◆ **REQUIRED TASK**
Please print every record below exactly as it appears.

[Saved entries]

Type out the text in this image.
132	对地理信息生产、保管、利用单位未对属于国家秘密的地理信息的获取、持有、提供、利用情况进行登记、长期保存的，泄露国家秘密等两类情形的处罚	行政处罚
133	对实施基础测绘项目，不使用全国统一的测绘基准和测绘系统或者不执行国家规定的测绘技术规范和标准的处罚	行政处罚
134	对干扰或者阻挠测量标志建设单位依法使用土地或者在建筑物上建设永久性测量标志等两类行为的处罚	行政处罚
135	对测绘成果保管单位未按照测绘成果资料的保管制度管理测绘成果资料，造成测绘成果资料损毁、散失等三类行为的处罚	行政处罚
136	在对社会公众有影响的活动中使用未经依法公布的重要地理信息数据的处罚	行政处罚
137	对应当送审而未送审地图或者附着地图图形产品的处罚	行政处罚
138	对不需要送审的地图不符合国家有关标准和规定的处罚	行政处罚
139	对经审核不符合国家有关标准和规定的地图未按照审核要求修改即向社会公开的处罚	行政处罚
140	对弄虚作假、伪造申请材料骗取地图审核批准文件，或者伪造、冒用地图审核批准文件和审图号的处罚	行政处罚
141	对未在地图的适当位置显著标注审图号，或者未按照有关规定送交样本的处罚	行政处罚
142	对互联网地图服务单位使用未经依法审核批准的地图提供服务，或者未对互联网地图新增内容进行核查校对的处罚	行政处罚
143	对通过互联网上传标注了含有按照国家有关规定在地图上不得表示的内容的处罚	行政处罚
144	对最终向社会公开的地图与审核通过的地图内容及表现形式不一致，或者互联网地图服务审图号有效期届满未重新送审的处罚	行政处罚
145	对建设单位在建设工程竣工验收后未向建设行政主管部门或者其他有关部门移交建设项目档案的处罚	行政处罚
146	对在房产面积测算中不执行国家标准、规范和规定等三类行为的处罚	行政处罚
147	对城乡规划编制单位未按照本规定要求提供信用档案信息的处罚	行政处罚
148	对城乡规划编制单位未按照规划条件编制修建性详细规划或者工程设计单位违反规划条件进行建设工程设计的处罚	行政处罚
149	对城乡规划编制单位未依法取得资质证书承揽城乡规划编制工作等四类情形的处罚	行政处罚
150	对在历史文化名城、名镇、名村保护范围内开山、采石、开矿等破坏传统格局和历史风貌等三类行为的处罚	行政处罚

◆ **ANSWER TO THIS TASK**
Type out the text in this image.
132	对地理信息生产、保管、利用单位未对属于国家秘密的地理信息的获取、持有、提供、利用情况进行登记、长期保存的，泄露国家秘密等两类情形的处罚	行政处罚
133	对实施基础测绘项目，不使用全国统一的测绘基准和测绘系统或者不执行国家规定的测绘技术规范和标准的处罚	行政处罚
134	对干扰或者阻挠测量标志建设单位依法使用土地或者在建筑物上建设永久性测量标志等两类行为的处罚	行政处罚
135	对测绘成果保管单位未按照测绘成果资料的保管制度管理测绘成果资料，造成测绘成果资料损毁、散失等三类行为的处罚	行政处罚
136	在对社会公众有影响的活动中使用未经依法公布的重要地理信息数据的处罚	行政处罚
137	对应当送审而未送审地图或者附着地图图形产品的处罚	行政处罚
138	对不需要送审的地图不符合国家有关标准和规定的处罚	行政处罚
139	对经审核不符合国家有关标准和规定的地图未按照审核要求修改即向社会公开的处罚	行政处罚
140	对弄虚作假、伪造申请材料骗取地图审核批准文件，或者伪造、冒用地图审核批准文件和审图号的处罚	行政处罚
141	对未在地图的适当位置显著标注审图号，或者未按照有关规定送交样本的处罚	行政处罚
142	对互联网地图服务单位使用未经依法审核批准的地图提供服务，或者未对互联网地图新增内容进行核查校对的处罚	行政处罚
143	对通过互联网上传标注了含有按照国家有关规定在地图上不得表示的内容的处罚	行政处罚
144	对最终向社会公开的地图与审核通过的地图内容及表现形式不一致，或者互联网地图服务审图号有效期届满未重新送审的处罚	行政处罚
145	对建设单位在建设工程竣工验收后未向建设行政主管部门或者其他有关部门移交建设项目档案的处罚	行政处罚
146	对在房产面积测算中不执行国家标准、规范和规定等三类行为的处罚	行政处罚
147	对城乡规划编制单位未按照本规定要求提供信用档案信息的处罚	行政处罚
148	对城乡规划编制单位未按照规划条件编制修建性详细规划或者工程设计单位违反规划条件进行建设工程设计的处罚	行政处罚
149	对城乡规划编制单位未依法取得资质证书承揽城乡规划编制工作等四类情形的处罚	行政处罚
150	对在历史文化名城、名镇、名村保护范围内开山、采石、开矿等破坏传统格局和历史风貌等三类行为的处罚	行政处罚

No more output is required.